Work instructions:
**a.** Retype the passage of the blog post on parking strip gardens that begins with the words containing "So, let’s take" and ends with "one of them.".
**b.** Echo the rows from the first one through the line containing "equator-line — [440, 451, 536, 516]", including that line, and give back nothing else.

Text excerpt:
════════════════

So, let’s take it point by point…

“Here are some things I hope this blog will be:

  • a place to look at photos of cool parking strip gardens in Seattle and wherever else I can find them
  • OK, I started out thinking this would be all I would do. Then I worried it was too boring, so I started interspersing other topics. Then I felt bad about that, so I put a few more on-topic posts back in, then I gave up on finding the perfect balance and just started writing whatever I felt like. I admire those who can stick to a single topic, I guess I’m just not one of them.

  • inspiration for folks who want to rip out their boring old matted grass or hideous groundcover on the street and plant something more interesting
  • Well, I have yet to hear from an actual convert, but if you have a story to share on that account, please do! I’m still working on my neighbors… And I do love to show what people have done with this little part of the public/private interface, so I hope that at least one person has gotten an idea they could adapt or use for their own place.

  • a forum for sharing stories and tips about tilling that narrow patch of ground between the street and the sidewalk
  • Again, not sure I have achieved this but a few of you have shared sightings or linked to posts you did about street gardens (and I know I was not the first to start noticing them, for sure!) so that has been fun. Keep ’em coming!

  • a discussion of street gardening philosophies (whom does it belong to: the city? the gardener? the neighborhood? passersby? all of the above?)                                                                                                                                         

I could do better here. Seattle recently changed its regulations about strip gardens to include more flexibility  and fewer needed permits and fees. I hope other cities will either follow suit or are already there. A project I keep meaning to get to is contacting the entities in charge for some major cities and finding out what the current scoop is, then putting the info here as a centralized resource. Maybe in the fall! I’ve heard lots more conversation about the hows and whats rather than the whys and ifs lately,  so that seems like a good trend.

“Here’s what it won’t be:

  • me bragging about my adorable garden and telling you how to make one just like it (trust me, once you see photos, you will understand)
  • Uh huh. Well, I sincerely hope there hasn’t been much bragging. Maybe a little fond admiring, or stunned surprise when something looks half-decent.  Mostly I’m just kind of embarrassed about my garden so only try to share a few close-ups or the frequent semi-tragic failures.

  • Master Gardener-level plant advice (I’m just an enthusiast, not an expert.)
  • Yes, we can all agree here, I’m no sage. However, I have met many of you here who are, and your comments and advice are always so useful and appreciated. I feel like I’ve gone back to school, only from home and for free, with much nice teachers and only self-directed homework.

════════════════

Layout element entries
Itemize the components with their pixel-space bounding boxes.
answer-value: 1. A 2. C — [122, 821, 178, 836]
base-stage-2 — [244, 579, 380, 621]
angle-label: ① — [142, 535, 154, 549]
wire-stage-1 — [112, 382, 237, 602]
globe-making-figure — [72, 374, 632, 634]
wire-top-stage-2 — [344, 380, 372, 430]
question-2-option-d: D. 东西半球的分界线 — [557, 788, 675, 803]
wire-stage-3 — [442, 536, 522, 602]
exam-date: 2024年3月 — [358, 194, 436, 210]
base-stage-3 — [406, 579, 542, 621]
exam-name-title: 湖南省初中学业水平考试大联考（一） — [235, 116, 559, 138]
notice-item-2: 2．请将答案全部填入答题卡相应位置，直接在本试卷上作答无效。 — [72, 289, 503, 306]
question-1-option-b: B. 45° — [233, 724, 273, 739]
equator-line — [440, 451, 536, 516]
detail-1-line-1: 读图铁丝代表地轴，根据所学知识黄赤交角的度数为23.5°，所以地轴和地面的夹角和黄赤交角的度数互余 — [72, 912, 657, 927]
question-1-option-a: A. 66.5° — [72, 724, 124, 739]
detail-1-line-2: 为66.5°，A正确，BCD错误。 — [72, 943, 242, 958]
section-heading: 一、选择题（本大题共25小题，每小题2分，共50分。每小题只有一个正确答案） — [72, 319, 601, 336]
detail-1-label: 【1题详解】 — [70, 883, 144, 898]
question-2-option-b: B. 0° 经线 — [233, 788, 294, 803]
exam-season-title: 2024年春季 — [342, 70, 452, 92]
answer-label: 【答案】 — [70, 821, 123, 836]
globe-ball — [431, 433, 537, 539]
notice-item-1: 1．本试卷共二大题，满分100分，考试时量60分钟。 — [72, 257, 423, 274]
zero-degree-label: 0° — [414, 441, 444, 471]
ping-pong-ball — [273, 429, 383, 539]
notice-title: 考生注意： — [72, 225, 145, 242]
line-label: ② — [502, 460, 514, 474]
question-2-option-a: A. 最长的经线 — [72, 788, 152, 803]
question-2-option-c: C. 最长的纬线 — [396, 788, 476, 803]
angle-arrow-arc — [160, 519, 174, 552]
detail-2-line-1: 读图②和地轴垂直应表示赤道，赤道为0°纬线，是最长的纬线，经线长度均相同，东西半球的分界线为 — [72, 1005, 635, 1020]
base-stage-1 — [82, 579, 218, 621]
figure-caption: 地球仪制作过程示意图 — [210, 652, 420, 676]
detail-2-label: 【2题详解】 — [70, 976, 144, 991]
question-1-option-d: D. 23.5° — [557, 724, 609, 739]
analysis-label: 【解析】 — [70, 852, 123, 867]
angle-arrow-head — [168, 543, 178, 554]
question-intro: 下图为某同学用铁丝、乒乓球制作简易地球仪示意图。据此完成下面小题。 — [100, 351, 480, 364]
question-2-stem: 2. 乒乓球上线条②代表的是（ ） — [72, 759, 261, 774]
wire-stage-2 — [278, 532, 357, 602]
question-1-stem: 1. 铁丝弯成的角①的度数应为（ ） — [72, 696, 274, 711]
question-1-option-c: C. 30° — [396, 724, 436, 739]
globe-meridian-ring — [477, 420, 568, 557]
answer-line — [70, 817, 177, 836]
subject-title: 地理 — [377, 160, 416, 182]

════════════════

Task solutions:
**a.**
So, let’s take it point by point…

“Here are some things I hope this blog will be:

  • a place to look at photos of cool parking strip gardens in Seattle and wherever else I can find them
  • OK, I started out thinking this would be all I would do. Then I worried it was too boring, so I started interspersing other topics. Then I felt bad about that, so I put a few more on-topic posts back in, then I gave up on finding the perfect balance and just started writing whatever I felt like. I admire those who can stick to a single topic, I guess I’m just not one of them.

**b.**
Itemize the components with their pixel-space bounding boxes.
answer-value: 1. A 2. C — [122, 821, 178, 836]
base-stage-2 — [244, 579, 380, 621]
angle-label: ① — [142, 535, 154, 549]
wire-stage-1 — [112, 382, 237, 602]
globe-making-figure — [72, 374, 632, 634]
wire-top-stage-2 — [344, 380, 372, 430]
question-2-option-d: D. 东西半球的分界线 — [557, 788, 675, 803]
wire-stage-3 — [442, 536, 522, 602]
exam-date: 2024年3月 — [358, 194, 436, 210]
base-stage-3 — [406, 579, 542, 621]
exam-name-title: 湖南省初中学业水平考试大联考（一） — [235, 116, 559, 138]
notice-item-2: 2．请将答案全部填入答题卡相应位置，直接在本试卷上作答无效。 — [72, 289, 503, 306]
question-1-option-b: B. 45° — [233, 724, 273, 739]
equator-line — [440, 451, 536, 516]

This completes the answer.